| Estratto fornito |
==============================
Condotta dall’uomo forte della Cirenaica, il generale Khalifa Haftar che ha iniziato a strangolare l’industria petrolifera e quindi il governo di Tripoli. E la Francia che blocca una condanna dell’Europa e degli Usa del blocco dei terminal deciso da Haftar.  Secondo fonti del Governo di accordo nazionale, guidato da Fayez la-Sarraj,  la Francia sta bloccando una dichiarazione di condanna di Stati Uniti, Gran Bretagna, Germania e Italia contro il blocco delle installazioni del petrolio deciso da Haftar alla vigilia del vertice di Berlino. “Questo è un atto di guerra gravissimo, di cui i governi europei capiscono perfettamente le conseguenze per il nostro paese”, dice una fonte importante del Governo di  Tripoli. “Ma ancora una volta la Francia blocca ogni condanna per sostenere il suo alleato Khalifa Haftar. Mentre è partito un assedio economico per strangolare la nostra popolazione”. La Francia “sta bloccando l’emissione di una dichiarazione congiunta dei Paesi occidentali” per condannare la “chiusura di porti e campi petroliferi” imposta dal generale Kahlifa Haftar e per chiedere “di riaprirli immediatamente”.

La segnalazione arriva da Ashraf Shah, un esponente di spicco vicino all’esecutivo del premier Fayez al-Sarraj. “I Paesi emetteranno quindi dichiarazioni individuali sulla loro posizione”, ha aggiunto su Twitter. La prima delle quali è made in Usa.  “Le operazioni petrolifere in Libia “devono riprendere immediatamente”. Lo afferma l’ambasciata americana.

I pozzi della discordia

Prima, durante, e dopo la Conferenza di Berlino, Haftar non ha allentato la morsa sulla produzione e l’esportazione del petrolio libico, una forte arma negoziale nelle sue mani per far sentire il proprio peso. Dopo avere bloccato alla vigilia della conferenza i terminal petroliferi della Sirte, nel giorno del summit le sue forze hanno fatto interrompere la produzione del più grande campo petrolifero libico, quello di Sharara, e di quello di El Feel, gestito da Eni. Una milizia vicina ad Haftar ha bloccato l’oleodotto che trasporta il greggio dal giacimento alla raffineria di Zawiya, sulla costa del Mediterraneo. Sia i pozzi che la raffineria sono gestiti dalla “MOG”, Mellitah Oil & Gas, la società in joint venture fra Noc e l’italiana Eni. Quindi di fatto sono stati bloccati i pozzi dell’Eni. “È probabile – rimarca Sissi Bellomo sul Sole24Ore- he molti dei clienti lasciati a secco siano italiani. L’anno scorso il 12,1% delle nostre importazioni di greggio sono arrivate proprio dalla Libia, secondo l’Unione petrolifera (dati riferiti a gennaio-novembre 2019), volumi ancora importanti, benché ridotti rispetto a un tempo: durante il regime di Gheddafi, caduto nel 2011, Tripoli era responsabile di quasi un terzo delle nostre forniture”.
==============================
| Il tuo obiettivo |
Ricopia parola per parola la parte dell'estratto sul blocco del petrolio libico compresa tra "La segnalazione arriva" e "afferma l’ambasciata americana.", estremi inclusi. L'elenco non serve per svolgere l'esercizio.
==============================
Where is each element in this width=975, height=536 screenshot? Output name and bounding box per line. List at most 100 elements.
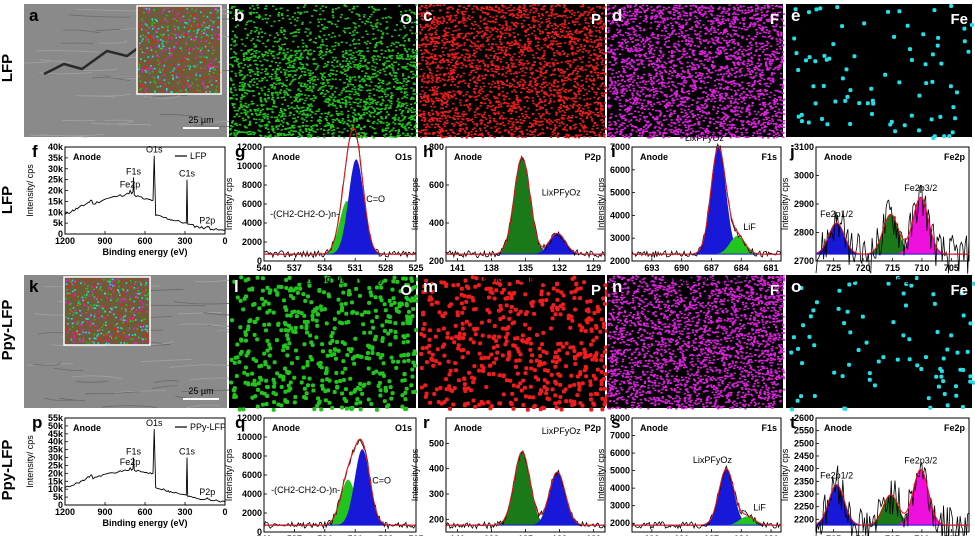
map-dot [316,46,319,49]
map-dot [592,41,596,44]
map-dot [560,68,563,71]
map-dot [596,57,600,60]
map-dot [234,89,237,91]
map-dot [282,96,286,99]
map-dot [565,9,569,12]
map-dot [399,44,402,47]
map-dot [423,114,426,117]
map-dot [387,113,390,116]
map-dot [323,18,326,20]
map-dot [398,86,401,88]
inset-dot [177,67,180,70]
map-dot [484,102,487,105]
map-dot [503,98,506,101]
map-dot [529,26,532,29]
map-dot [534,121,538,123]
map-dot [544,99,547,101]
map-dot [284,53,288,56]
map-dot [589,103,592,106]
inset-dot [156,35,158,38]
map-dot [602,72,605,74]
map-dot [283,73,286,76]
map-dot [434,27,437,29]
map-dot [258,40,261,43]
map-dot [577,90,580,93]
map-dot [303,11,306,13]
map-dot [426,13,429,16]
map-dot [600,57,603,60]
map-dot [596,64,599,67]
map-dot [498,68,501,71]
map-dot [368,85,371,87]
map-dot [378,56,381,58]
map-dot [283,36,286,39]
map-dot [347,119,350,122]
map-dot [555,24,558,27]
map-dot [352,38,355,41]
map-dot [512,72,515,75]
map-dot [360,85,363,88]
map-dot [298,136,301,139]
map-dot [511,123,514,125]
map-dot [398,81,402,84]
map-dot [308,72,311,74]
map-dot [407,39,411,42]
map-dot [508,86,512,88]
map-dot [412,51,415,54]
map-dot [301,121,305,124]
map-dot [601,115,604,117]
map-dot [354,113,357,116]
map-dot [591,20,594,23]
map-dot [576,46,579,49]
map-dot [240,106,243,108]
map-dot [570,48,574,51]
map-dot [302,102,306,105]
map-dot [558,94,561,97]
map-dot [305,85,308,88]
map-dot [270,125,274,128]
map-dot [403,88,406,90]
map-dot [527,107,530,110]
inset-dot [185,43,188,45]
inset-dot [216,11,219,14]
map-dot [288,127,291,129]
map-dot [554,124,557,126]
map-dot [299,130,302,132]
map-dot [573,93,576,95]
inset-dot [144,23,147,25]
map-dot [256,86,259,89]
map-dot [454,53,457,56]
map-dot [344,52,347,55]
sem-texture [24,61,51,64]
map-dot [569,11,572,13]
map-dot [575,29,578,32]
inset-dot [193,40,196,43]
inset-dot [200,82,203,85]
map-dot [476,8,480,11]
map-dot [334,8,338,10]
map-dot [457,63,460,65]
map-dot [590,118,594,120]
inset-dot [155,31,158,33]
inset-dot [143,91,145,94]
map-dot [278,47,282,49]
map-dot [526,40,530,43]
map-dot [584,21,588,24]
map-dot [462,118,465,121]
map-dot [586,28,589,31]
map-dot [332,16,335,19]
map-dot [540,83,544,86]
inset-dot [189,15,192,17]
map-dot [284,115,287,117]
map-dot [507,122,510,125]
inset-dot [189,84,192,87]
map-dot [518,125,521,128]
map-dot [429,43,432,46]
inset-dot [159,61,161,64]
map-dot [491,20,494,23]
map-dot [297,132,300,134]
map-dot [427,113,430,116]
map-dot [357,98,360,100]
map-dot [291,65,294,67]
inset-dot [153,67,156,70]
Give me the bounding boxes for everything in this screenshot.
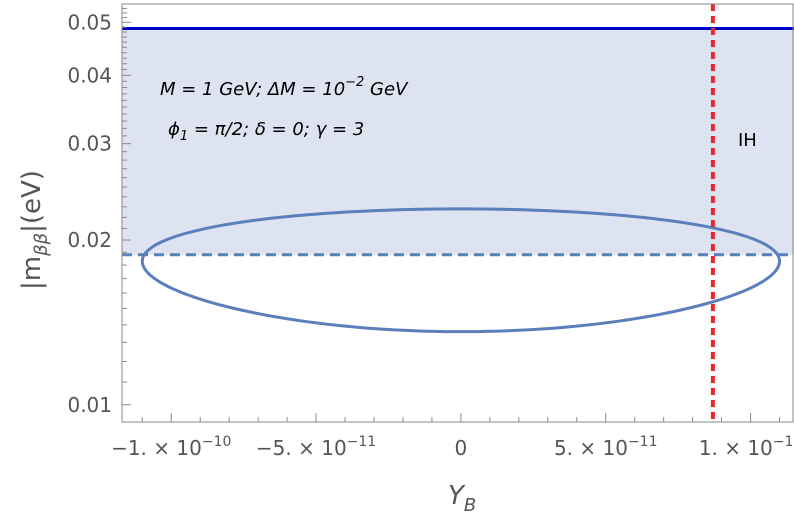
x-tick-label: 1. × 10−10 [699, 434, 794, 460]
x-tick-label: −5. × 10−11 [256, 434, 376, 460]
plot-frame [121, 3, 794, 423]
y-axis-title: |mββ|(eV) [17, 170, 52, 290]
y-tick-label: 0.04 [67, 63, 112, 87]
x-tick-label: 0 [455, 436, 468, 460]
x-axis-title: YB [448, 481, 476, 515]
neutrinoless-ellipse [140, 207, 782, 334]
y-tick-label: 0.05 [67, 10, 112, 34]
x-tick-label: 5. × 10−11 [554, 434, 658, 460]
ih-label: IH [738, 130, 757, 151]
annotation-line-1: M = 1 GeV; ΔM = 10−2 GeV [160, 75, 409, 100]
y-tick-labels: 0.01 0.02 0.03 0.04 0.05 [67, 10, 112, 416]
x-tick-labels: −1. × 10−10 −5. × 10−11 0 5. × 10−11 1. × 10… [111, 434, 794, 460]
x-tick-label: −1. × 10−10 [111, 434, 231, 460]
y-tick-label: 0.02 [67, 228, 112, 252]
y-tick-label: 0.01 [67, 393, 112, 417]
annotation-line-2: ϕ1 = π/2; δ = 0; γ = 3 [168, 119, 364, 144]
y-tick-label: 0.03 [67, 132, 112, 156]
ih-band [122, 28, 794, 255]
tick-marks [122, 7, 781, 422]
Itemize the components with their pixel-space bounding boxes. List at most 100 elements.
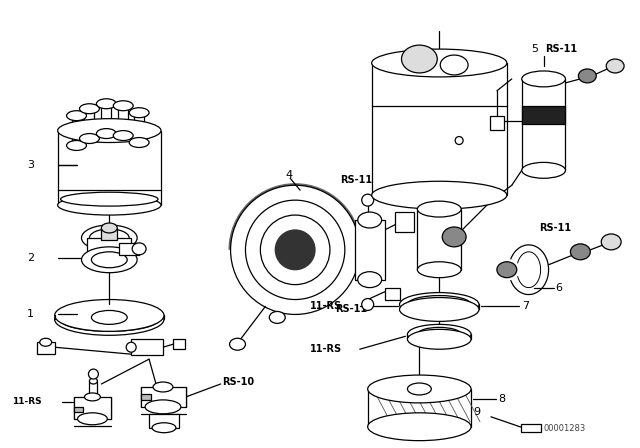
- Ellipse shape: [113, 130, 133, 141]
- Ellipse shape: [522, 71, 566, 87]
- Ellipse shape: [54, 300, 164, 332]
- Ellipse shape: [67, 111, 86, 121]
- Text: 11-RS: 11-RS: [310, 302, 342, 311]
- Ellipse shape: [79, 104, 99, 114]
- Ellipse shape: [152, 423, 176, 433]
- Ellipse shape: [408, 383, 431, 395]
- Ellipse shape: [408, 329, 471, 349]
- Circle shape: [362, 298, 374, 310]
- Circle shape: [230, 185, 360, 314]
- Ellipse shape: [92, 252, 127, 268]
- Bar: [141, 394, 151, 400]
- Ellipse shape: [84, 415, 100, 423]
- Ellipse shape: [408, 324, 471, 344]
- Ellipse shape: [58, 119, 161, 142]
- Ellipse shape: [113, 101, 133, 111]
- Ellipse shape: [522, 162, 566, 178]
- Ellipse shape: [60, 307, 159, 332]
- Text: 1: 1: [27, 310, 34, 319]
- Ellipse shape: [97, 129, 116, 138]
- Ellipse shape: [90, 229, 129, 247]
- Circle shape: [88, 369, 99, 379]
- Ellipse shape: [126, 342, 136, 352]
- Bar: [74, 397, 111, 419]
- Bar: [394, 212, 415, 232]
- Ellipse shape: [84, 393, 100, 401]
- Ellipse shape: [401, 45, 437, 73]
- Text: 2: 2: [27, 253, 34, 263]
- Ellipse shape: [153, 402, 173, 412]
- Text: RS-11: RS-11: [335, 305, 367, 314]
- Text: 11-RS: 11-RS: [12, 397, 42, 406]
- Ellipse shape: [368, 375, 471, 403]
- Bar: [355, 220, 385, 280]
- Ellipse shape: [101, 223, 117, 233]
- Ellipse shape: [440, 55, 468, 75]
- Ellipse shape: [129, 138, 149, 147]
- Ellipse shape: [497, 262, 516, 278]
- Ellipse shape: [408, 301, 471, 319]
- Ellipse shape: [81, 225, 137, 251]
- Text: 5: 5: [532, 44, 539, 54]
- Ellipse shape: [77, 413, 108, 425]
- Ellipse shape: [579, 69, 596, 83]
- Ellipse shape: [54, 303, 164, 335]
- Bar: [149, 414, 179, 428]
- Ellipse shape: [399, 297, 479, 321]
- Ellipse shape: [417, 327, 461, 341]
- Text: RS-11: RS-11: [340, 175, 372, 185]
- Ellipse shape: [97, 99, 116, 109]
- Ellipse shape: [372, 181, 507, 209]
- Bar: [36, 342, 54, 354]
- Ellipse shape: [153, 382, 173, 392]
- Bar: [521, 424, 541, 432]
- Text: 6: 6: [556, 283, 563, 293]
- Ellipse shape: [601, 234, 621, 250]
- Ellipse shape: [417, 332, 461, 346]
- Bar: [173, 339, 185, 349]
- Text: 11-RS: 11-RS: [310, 344, 342, 354]
- Ellipse shape: [372, 49, 507, 77]
- Ellipse shape: [230, 338, 246, 350]
- Circle shape: [362, 194, 374, 206]
- Bar: [119, 243, 139, 255]
- Circle shape: [275, 230, 315, 270]
- Ellipse shape: [132, 243, 146, 255]
- Ellipse shape: [60, 303, 159, 327]
- Ellipse shape: [358, 271, 381, 288]
- Circle shape: [260, 215, 330, 284]
- Text: RS-11: RS-11: [545, 44, 578, 54]
- Ellipse shape: [417, 201, 461, 217]
- Ellipse shape: [368, 413, 471, 441]
- Ellipse shape: [399, 293, 479, 316]
- Ellipse shape: [90, 378, 97, 384]
- Bar: [88, 238, 131, 260]
- Bar: [141, 387, 186, 407]
- Text: 8: 8: [498, 394, 505, 404]
- Ellipse shape: [79, 134, 99, 143]
- Bar: [490, 116, 504, 129]
- Ellipse shape: [92, 310, 127, 324]
- Text: RS-10: RS-10: [223, 377, 255, 387]
- Bar: [74, 407, 83, 412]
- Ellipse shape: [40, 338, 52, 346]
- Circle shape: [455, 137, 463, 145]
- Ellipse shape: [269, 311, 285, 323]
- Ellipse shape: [145, 400, 181, 414]
- Bar: [522, 106, 566, 124]
- Ellipse shape: [442, 227, 466, 247]
- Bar: [385, 288, 399, 300]
- Text: 00001283: 00001283: [543, 424, 586, 433]
- Ellipse shape: [358, 212, 381, 228]
- Bar: [131, 339, 163, 355]
- Ellipse shape: [67, 141, 86, 151]
- Ellipse shape: [408, 296, 471, 314]
- Text: 7: 7: [522, 302, 529, 311]
- Text: 4: 4: [285, 170, 292, 180]
- Ellipse shape: [606, 59, 624, 73]
- Ellipse shape: [81, 247, 137, 273]
- Bar: [101, 228, 117, 240]
- Text: 3: 3: [27, 160, 34, 170]
- Text: RS-11: RS-11: [539, 223, 571, 233]
- Text: 9: 9: [473, 407, 480, 417]
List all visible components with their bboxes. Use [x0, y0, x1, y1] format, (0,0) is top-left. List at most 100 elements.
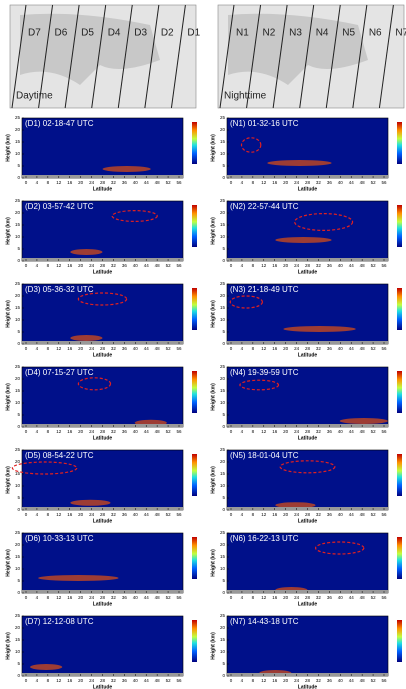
==============================
| Soluzione |
La segnalazione arriva da Ashraf Shah, un esponente di spicco vicino all’esecutivo del premier Fayez al-Sarraj. “I Paesi emetteranno quindi dichiarazioni individuali sulla loro posizione”, ha aggiunto su Twitter. La prima delle quali è made in Usa.  “Le operazioni petrolifere in Libia “devono riprendere immediatamente”. Lo afferma l’ambasciata americana.